EXERCISE GOAL:
The complete listing should be restated exactly.

WORKING DATA start

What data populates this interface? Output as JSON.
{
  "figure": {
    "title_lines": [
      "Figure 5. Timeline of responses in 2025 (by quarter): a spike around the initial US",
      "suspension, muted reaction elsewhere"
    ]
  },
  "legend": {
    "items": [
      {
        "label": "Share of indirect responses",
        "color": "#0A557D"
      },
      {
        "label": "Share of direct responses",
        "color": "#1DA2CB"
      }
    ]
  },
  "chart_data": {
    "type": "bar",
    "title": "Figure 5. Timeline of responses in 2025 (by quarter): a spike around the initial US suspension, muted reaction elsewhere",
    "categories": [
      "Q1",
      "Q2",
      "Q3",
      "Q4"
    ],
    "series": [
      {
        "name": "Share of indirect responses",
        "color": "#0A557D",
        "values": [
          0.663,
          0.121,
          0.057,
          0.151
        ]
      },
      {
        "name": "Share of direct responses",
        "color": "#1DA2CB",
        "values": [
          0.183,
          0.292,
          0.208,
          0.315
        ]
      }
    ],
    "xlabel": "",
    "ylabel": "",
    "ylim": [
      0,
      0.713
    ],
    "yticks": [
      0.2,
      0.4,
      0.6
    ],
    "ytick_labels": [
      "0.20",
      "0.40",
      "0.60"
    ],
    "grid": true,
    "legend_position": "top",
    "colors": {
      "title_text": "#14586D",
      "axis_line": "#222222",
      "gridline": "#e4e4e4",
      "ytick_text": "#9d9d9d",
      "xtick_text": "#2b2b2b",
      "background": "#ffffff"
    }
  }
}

WORKING DATA end

THE REPLY:
What data populates this interface? Output as JSON.
{
  "figure": {
    "title_lines": [
      "Figure 5. Timeline of responses in 2025 (by quarter): a spike around the initial US",
      "suspension, muted reaction elsewhere"
    ]
  },
  "legend": {
    "items": [
      {
        "label": "Share of indirect responses",
        "color": "#0A557D"
      },
      {
        "label": "Share of direct responses",
        "color": "#1DA2CB"
      }
    ]
  },
  "chart_data": {
    "type": "bar",
    "title": "Figure 5. Timeline of responses in 2025 (by quarter): a spike around the initial US suspension, muted reaction elsewhere",
    "categories": [
      "Q1",
      "Q2",
      "Q3",
      "Q4"
    ],
    "series": [
      {
        "name": "Share of indirect responses",
        "color": "#0A557D",
        "values": [
          0.663,
          0.121,
          0.057,
          0.151
        ]
      },
      {
        "name": "Share of direct responses",
        "color": "#1DA2CB",
        "values": [
          0.183,
          0.292,
          0.208,
          0.315
        ]
      }
    ],
    "xlabel": "",
    "ylabel": "",
    "ylim": [
      0,
      0.713
    ],
    "yticks": [
      0.2,
      0.4,
      0.6
    ],
    "ytick_labels": [
      "0.20",
      "0.40",
      "0.60"
    ],
    "grid": true,
    "legend_position": "top",
    "colors": {
      "title_text": "#14586D",
      "axis_line": "#222222",
      "gridline": "#e4e4e4",
      "ytick_text": "#9d9d9d",
      "xtick_text": "#2b2b2b",
      "background": "#ffffff"
    }
  }
}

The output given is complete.